= WRITTEN REQUEST =
All of the data should be repeated exactly; pictures are not part of the copy.
== == ==
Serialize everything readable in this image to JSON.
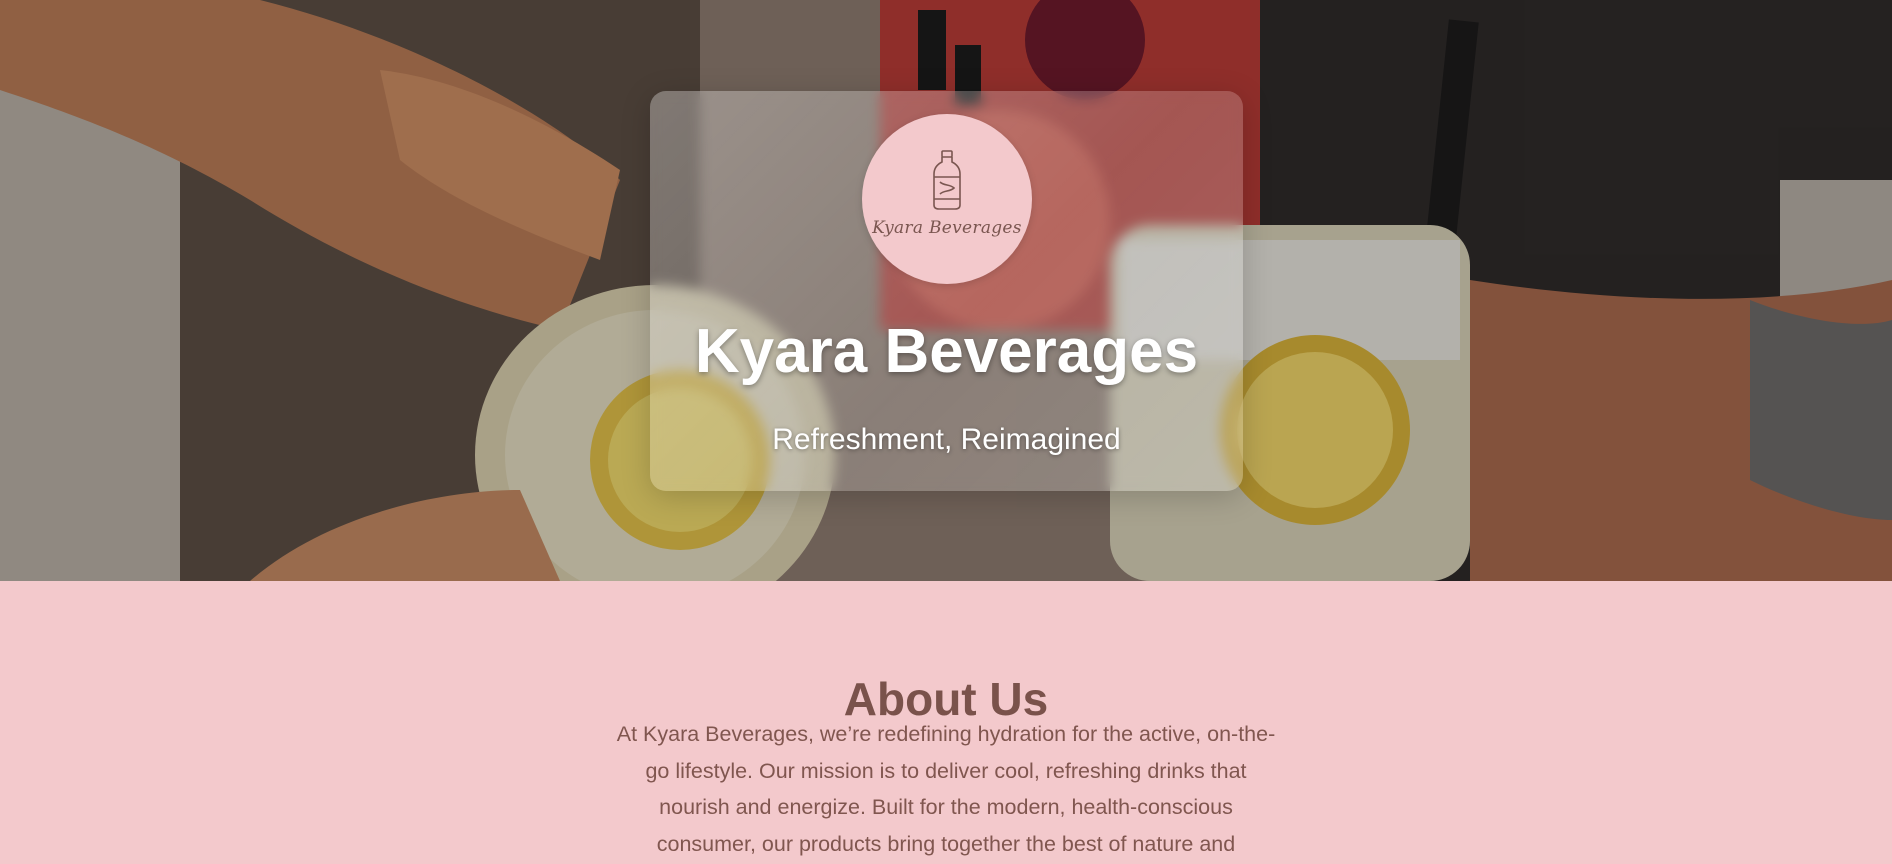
{
  "hero": {
    "logo": {
      "icon": "bottle-icon",
      "text": "Kyara Beverages"
    },
    "title": "Kyara Beverages",
    "tagline": "Refreshment, Reimagined"
  },
  "about": {
    "title": "About Us",
    "body": "At Kyara Beverages, we’re redefining hydration for the active, on-the-go lifestyle. Our mission is to deliver cool, refreshing drinks that nourish and energize. Built for the modern, health-conscious consumer, our products bring together the best of nature and"
  },
  "colors": {
    "about_background": "#f3c9cc",
    "about_heading": "#7a524b",
    "logo_circle": "#f3c9cc"
  }
}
== == ==
= SOLUTION =
Serialize everything readable in this image to JSON.
{
  "hero": {
    "logo": {
      "icon": "bottle-icon",
      "text": "Kyara Beverages"
    },
    "title": "Kyara Beverages",
    "tagline": "Refreshment, Reimagined"
  },
  "about": {
    "title": "About Us",
    "body": "At Kyara Beverages, we’re redefining hydration for the active, on-the-go lifestyle. Our mission is to deliver cool, refreshing drinks that nourish and energize. Built for the modern, health-conscious consumer, our products bring together the best of nature and"
  },
  "colors": {
    "about_background": "#f3c9cc",
    "about_heading": "#7a524b",
    "logo_circle": "#f3c9cc"
  }
}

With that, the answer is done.